• _Excerpt provided_:

↓↓↓

#install.packages("tidyverse")
library(tidyverse)
## ── Attaching packages ─────────────────────────────────────── tidyverse 1.3.0 ──
## ✓ ggplot2 3.3.3 ✓ purrr 0.3.4
## ✓ tibble 3.1.0 ✓ dplyr 1.0.5
## ✓ tidyr 1.1.3 ✓ stringr 1.4.0
## ✓ readr 1.4.0 ✓ forcats 0.5.1
## ── Conflicts ────────────────────────────────────────── tidyverse_conflicts() ──
## x dplyr::filter() masks stats::filter()
## x dplyr::lag() masks stats::lag()
#install.packages("tidytext")
library(tidytext)
#install.packages("ggwordcloud")
library(ggwordcloud)
#install.packages('textdata')
library(textdata)
#install.packages("striptf")
#Reads in the articles from the Economic Times
econ_times <- read_lines("Newspaperarticles.txt")
#Turns the list of articles into a tibble
econ_times <- tibble(econ_times)
#View(econ_times)
#Turns the text into a character
econ_times$econ_times <- as.character(econ_times$econ_times)
#View(econ_times)
#Removes extra text that's not needed
econ_times <- econ_times[1108:4914, ]
#View(econ_times)
#Removes the stop words and then groups and counts on word count
econ_times <- econ_times %>%
unnest_tokens(word, econ_times)%>%
anti_join(stop_words)%>%
count(word, sort=TRUE)
## Joining, by = "word"
#View(econ_times)
Ok, now that we have our word frequencies let’s do some analysis. We will compare the three speeches using sentiment analysis to see if the generally align or not.
#helps with the sentiment analysis, using package "textdata"
get_sentiments('afinn')# we see a list of words and there classification, 2,467 - not really that many overall.
## # A tibble: 2,477 x 2
## word value
## <chr> <dbl>
## 1 abandon -2
## 2 abandoned -2
## 3 abandons -2
## 4 abducted -2
## 5 abduction -2
## 6 abductions -2
## 7 abhor -3
## 8 abhorred -3
## 9 abhorrent -3
## 10 abhors -3
## # … with 2,467 more rows
get_sentiments('nrc')# looks like a good amount more 13,891, but as we can see words are classified in several different categories.

↑↑↑

• _Exercise task 1_:
Restate more briefly the paragraph of the R sentiment-analysis walkthrough that begins "Ok, now that we have our word frequencies", keeping its main facts.
• _Exercise task 2_:
Transcribe the R sentiment-analysis walkthrough from "## x dplyr::lag()" to "#install.packages('textdata')".
• _Exercise task 3_:
Answer these questions using the R sentiment-analysis walkthrough.
(a) What file is read in with read_lines?
(b) Which rows of the tibble are kept to remove unneeded text?
(c) Which function from dplyr masks stats::lag()?
The records that come next have no role in this work.

(Records from a dataset)
↓↓↓

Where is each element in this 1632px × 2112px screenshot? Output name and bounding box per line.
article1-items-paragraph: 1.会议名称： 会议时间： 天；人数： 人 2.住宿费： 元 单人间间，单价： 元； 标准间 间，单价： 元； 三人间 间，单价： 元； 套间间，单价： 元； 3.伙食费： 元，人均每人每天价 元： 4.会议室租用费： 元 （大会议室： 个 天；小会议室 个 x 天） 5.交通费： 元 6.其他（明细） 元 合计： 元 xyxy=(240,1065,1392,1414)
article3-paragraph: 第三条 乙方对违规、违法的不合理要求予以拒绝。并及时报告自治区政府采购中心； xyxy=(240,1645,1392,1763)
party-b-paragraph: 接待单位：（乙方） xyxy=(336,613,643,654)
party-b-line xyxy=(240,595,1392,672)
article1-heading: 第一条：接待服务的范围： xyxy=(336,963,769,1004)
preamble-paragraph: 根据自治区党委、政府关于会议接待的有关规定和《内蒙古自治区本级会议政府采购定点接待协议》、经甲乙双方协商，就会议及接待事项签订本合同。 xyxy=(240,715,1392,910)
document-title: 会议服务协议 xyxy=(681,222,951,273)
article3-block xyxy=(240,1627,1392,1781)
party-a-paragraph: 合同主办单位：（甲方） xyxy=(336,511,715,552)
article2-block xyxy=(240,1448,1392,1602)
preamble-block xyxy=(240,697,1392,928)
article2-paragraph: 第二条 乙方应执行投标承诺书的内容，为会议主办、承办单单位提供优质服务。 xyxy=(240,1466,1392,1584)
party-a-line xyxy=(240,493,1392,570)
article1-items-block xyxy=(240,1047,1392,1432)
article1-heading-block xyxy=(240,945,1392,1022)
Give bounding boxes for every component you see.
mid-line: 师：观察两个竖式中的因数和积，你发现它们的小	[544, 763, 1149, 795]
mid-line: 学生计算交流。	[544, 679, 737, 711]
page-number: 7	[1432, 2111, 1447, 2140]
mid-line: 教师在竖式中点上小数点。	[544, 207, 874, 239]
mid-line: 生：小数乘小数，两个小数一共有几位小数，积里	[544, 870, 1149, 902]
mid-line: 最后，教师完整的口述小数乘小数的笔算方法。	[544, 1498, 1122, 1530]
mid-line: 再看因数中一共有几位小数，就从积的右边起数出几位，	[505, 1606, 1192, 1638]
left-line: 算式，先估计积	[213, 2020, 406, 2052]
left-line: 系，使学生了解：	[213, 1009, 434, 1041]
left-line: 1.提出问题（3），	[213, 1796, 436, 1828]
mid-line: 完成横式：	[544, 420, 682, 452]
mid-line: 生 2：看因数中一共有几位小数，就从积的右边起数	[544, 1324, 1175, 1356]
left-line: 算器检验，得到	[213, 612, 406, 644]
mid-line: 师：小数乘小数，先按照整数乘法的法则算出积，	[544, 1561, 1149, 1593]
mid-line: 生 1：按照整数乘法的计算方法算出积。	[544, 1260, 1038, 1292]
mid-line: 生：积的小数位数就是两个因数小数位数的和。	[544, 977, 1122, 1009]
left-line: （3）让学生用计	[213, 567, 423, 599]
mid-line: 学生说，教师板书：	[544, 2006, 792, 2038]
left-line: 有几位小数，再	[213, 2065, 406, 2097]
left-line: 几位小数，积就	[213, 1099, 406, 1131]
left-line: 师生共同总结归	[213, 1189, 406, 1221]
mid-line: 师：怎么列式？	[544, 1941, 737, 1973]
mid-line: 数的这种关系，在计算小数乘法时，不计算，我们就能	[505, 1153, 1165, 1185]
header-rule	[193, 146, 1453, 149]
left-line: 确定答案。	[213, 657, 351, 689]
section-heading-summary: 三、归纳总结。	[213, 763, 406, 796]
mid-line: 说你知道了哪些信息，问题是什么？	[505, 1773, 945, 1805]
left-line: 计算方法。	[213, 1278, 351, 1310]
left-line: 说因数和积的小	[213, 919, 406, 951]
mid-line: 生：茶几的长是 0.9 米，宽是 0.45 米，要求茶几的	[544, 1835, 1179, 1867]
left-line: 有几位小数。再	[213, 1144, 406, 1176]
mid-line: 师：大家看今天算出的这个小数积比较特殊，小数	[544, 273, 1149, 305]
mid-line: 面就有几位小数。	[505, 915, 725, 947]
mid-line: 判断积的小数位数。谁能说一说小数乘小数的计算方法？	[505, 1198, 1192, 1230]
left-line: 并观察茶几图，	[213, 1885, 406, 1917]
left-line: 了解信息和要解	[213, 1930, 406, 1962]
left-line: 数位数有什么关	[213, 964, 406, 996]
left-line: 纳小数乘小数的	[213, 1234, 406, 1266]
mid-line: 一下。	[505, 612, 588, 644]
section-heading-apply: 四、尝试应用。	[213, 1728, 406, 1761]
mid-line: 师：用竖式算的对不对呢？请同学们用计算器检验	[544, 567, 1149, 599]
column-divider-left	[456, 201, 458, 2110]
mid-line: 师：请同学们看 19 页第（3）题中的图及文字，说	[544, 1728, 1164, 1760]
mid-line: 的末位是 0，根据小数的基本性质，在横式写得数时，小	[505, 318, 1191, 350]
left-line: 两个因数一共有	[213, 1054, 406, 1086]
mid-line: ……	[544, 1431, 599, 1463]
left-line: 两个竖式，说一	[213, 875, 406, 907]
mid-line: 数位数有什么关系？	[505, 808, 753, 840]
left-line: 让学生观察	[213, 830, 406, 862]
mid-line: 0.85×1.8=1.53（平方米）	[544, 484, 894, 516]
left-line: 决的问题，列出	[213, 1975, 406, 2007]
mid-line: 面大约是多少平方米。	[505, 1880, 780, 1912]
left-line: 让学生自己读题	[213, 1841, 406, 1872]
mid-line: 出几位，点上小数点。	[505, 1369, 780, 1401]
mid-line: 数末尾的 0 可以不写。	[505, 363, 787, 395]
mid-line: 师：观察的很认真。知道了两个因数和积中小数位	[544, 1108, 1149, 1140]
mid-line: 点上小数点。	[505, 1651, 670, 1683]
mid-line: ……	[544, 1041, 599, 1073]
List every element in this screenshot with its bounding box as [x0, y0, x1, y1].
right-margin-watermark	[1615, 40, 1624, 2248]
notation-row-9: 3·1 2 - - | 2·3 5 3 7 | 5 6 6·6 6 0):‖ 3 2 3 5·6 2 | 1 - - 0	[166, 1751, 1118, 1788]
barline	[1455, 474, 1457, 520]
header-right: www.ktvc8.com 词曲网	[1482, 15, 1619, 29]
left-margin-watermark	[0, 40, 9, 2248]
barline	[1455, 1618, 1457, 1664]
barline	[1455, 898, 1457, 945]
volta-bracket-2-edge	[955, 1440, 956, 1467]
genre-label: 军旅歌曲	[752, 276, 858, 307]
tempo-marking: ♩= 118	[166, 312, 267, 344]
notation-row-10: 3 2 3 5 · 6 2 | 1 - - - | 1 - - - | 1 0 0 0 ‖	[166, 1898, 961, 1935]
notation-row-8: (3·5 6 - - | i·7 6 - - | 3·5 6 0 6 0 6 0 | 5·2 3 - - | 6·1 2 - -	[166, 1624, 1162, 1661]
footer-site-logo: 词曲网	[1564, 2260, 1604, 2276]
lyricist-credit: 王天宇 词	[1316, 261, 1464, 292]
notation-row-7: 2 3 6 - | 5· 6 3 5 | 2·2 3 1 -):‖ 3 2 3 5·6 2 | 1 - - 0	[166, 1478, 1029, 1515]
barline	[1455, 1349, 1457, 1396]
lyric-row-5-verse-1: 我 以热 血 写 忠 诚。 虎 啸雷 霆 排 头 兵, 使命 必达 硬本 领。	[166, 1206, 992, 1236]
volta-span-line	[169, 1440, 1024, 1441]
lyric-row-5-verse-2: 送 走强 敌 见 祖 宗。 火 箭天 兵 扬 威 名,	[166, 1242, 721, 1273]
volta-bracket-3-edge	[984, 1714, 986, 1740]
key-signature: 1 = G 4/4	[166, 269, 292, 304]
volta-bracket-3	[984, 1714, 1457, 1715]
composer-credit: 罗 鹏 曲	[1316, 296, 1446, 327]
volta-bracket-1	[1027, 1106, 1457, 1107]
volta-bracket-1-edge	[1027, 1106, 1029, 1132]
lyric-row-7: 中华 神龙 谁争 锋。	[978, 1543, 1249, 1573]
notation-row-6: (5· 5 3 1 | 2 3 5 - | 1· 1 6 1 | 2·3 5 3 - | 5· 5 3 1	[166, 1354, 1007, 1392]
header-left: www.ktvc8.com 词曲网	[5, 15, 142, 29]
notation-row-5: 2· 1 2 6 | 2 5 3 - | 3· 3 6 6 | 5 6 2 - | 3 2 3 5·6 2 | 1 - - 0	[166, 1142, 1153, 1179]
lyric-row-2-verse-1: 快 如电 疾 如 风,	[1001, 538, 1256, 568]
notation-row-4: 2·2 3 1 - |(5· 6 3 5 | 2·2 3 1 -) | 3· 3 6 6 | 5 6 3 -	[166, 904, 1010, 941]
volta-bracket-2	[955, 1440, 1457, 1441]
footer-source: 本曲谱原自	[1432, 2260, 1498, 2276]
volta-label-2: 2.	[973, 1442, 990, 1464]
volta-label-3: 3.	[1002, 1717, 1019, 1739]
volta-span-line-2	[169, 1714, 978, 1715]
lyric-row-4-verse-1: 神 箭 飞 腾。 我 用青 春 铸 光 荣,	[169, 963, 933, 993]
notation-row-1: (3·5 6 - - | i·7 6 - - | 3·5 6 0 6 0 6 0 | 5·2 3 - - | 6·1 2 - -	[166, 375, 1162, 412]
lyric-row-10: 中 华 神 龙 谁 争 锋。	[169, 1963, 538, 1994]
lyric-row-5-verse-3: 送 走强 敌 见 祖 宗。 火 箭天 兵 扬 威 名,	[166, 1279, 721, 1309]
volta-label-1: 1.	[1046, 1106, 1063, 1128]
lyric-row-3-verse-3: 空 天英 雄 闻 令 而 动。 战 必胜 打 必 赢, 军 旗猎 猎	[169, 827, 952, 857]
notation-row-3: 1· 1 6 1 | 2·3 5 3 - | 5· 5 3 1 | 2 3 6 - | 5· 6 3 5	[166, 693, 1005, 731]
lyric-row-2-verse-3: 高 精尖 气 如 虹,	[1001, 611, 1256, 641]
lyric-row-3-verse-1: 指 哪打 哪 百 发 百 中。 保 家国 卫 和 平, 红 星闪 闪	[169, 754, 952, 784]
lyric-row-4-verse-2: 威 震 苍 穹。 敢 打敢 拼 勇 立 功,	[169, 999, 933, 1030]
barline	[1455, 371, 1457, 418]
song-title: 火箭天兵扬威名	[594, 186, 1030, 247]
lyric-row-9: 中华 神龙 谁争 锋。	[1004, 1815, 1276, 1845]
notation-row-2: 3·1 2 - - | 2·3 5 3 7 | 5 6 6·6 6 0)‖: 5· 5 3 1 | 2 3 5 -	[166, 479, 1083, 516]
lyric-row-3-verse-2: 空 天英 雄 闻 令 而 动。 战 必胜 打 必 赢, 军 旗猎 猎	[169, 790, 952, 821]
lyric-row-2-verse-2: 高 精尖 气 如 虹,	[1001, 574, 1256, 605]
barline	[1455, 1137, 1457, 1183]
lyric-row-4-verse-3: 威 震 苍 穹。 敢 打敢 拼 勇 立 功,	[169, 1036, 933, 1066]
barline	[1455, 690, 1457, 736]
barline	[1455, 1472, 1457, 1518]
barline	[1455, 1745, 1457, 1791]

↑↑↑

• _Problem solution 1_:
With word frequencies in hand, the analysis begins: sentiment analysis will be used to compare the three speeches and check whether they generally align.

• _Problem solution 2_:
## x dplyr::lag() masks stats::lag()
#install.packages("tidytext")
library(tidytext)
#install.packages("ggwordcloud")
library(ggwordcloud)
#install.packages('textdata')

• _Problem solution 3_:
(a) Newspaperarticles.txt
(b) Rows 1108 through 4914
(c) dplyr::lag()